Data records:
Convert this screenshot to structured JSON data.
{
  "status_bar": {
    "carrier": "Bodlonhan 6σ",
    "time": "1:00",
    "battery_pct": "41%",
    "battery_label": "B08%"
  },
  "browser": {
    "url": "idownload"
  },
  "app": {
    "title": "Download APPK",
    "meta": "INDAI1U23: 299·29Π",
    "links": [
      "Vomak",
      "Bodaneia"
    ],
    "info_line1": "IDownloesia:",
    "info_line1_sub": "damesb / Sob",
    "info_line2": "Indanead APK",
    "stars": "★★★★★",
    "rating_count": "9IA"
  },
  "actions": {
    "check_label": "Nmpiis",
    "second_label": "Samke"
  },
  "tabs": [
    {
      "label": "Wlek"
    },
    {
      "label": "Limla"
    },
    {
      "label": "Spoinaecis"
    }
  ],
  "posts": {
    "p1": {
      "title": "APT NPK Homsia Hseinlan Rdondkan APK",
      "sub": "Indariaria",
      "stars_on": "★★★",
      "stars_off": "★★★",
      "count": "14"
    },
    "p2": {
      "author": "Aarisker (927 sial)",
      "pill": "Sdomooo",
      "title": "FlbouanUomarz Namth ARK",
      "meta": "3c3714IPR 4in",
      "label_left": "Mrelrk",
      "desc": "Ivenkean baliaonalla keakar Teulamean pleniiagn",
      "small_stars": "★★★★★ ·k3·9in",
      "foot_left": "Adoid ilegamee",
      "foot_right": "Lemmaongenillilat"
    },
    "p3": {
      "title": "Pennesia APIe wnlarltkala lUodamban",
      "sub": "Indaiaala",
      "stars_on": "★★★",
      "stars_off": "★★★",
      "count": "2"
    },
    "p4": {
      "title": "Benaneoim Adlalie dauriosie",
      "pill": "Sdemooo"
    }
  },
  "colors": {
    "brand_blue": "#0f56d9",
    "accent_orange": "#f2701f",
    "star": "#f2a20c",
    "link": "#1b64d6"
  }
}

- Aim of the exercise: Take the records above and return them exactly as written.

- Exercise response:
Convert this screenshot to structured JSON data.
{
  "status_bar": {
    "carrier": "Bodlonhan 6σ",
    "time": "1:00",
    "battery_pct": "41%",
    "battery_label": "B08%"
  },
  "browser": {
    "url": "idownload"
  },
  "app": {
    "title": "Download APPK",
    "meta": "INDAI1U23: 299·29Π",
    "links": [
      "Vomak",
      "Bodaneia"
    ],
    "info_line1": "IDownloesia:",
    "info_line1_sub": "damesb / Sob",
    "info_line2": "Indanead APK",
    "stars": "★★★★★",
    "rating_count": "9IA"
  },
  "actions": {
    "check_label": "Nmpiis",
    "second_label": "Samke"
  },
  "tabs": [
    {
      "label": "Wlek"
    },
    {
      "label": "Limla"
    },
    {
      "label": "Spoinaecis"
    }
  ],
  "posts": {
    "p1": {
      "title": "APT NPK Homsia Hseinlan Rdondkan APK",
      "sub": "Indariaria",
      "stars_on": "★★★",
      "stars_off": "★★★",
      "count": "14"
    },
    "p2": {
      "author": "Aarisker (927 sial)",
      "pill": "Sdomooo",
      "title": "FlbouanUomarz Namth ARK",
      "meta": "3c3714IPR 4in",
      "label_left": "Mrelrk",
      "desc": "Ivenkean baliaonalla keakar Teulamean pleniiagn",
      "small_stars": "★★★★★ ·k3·9in",
      "foot_left": "Adoid ilegamee",
      "foot_right": "Lemmaongenillilat"
    },
    "p3": {
      "title": "Pennesia APIe wnlarltkala lUodamban",
      "sub": "Indaiaala",
      "stars_on": "★★★",
      "stars_off": "★★★",
      "count": "2"
    },
    "p4": {
      "title": "Benaneoim Adlalie dauriosie",
      "pill": "Sdemooo"
    }
  },
  "colors": {
    "brand_blue": "#0f56d9",
    "accent_orange": "#f2701f",
    "star": "#f2a20c",
    "link": "#1b64d6"
  }
}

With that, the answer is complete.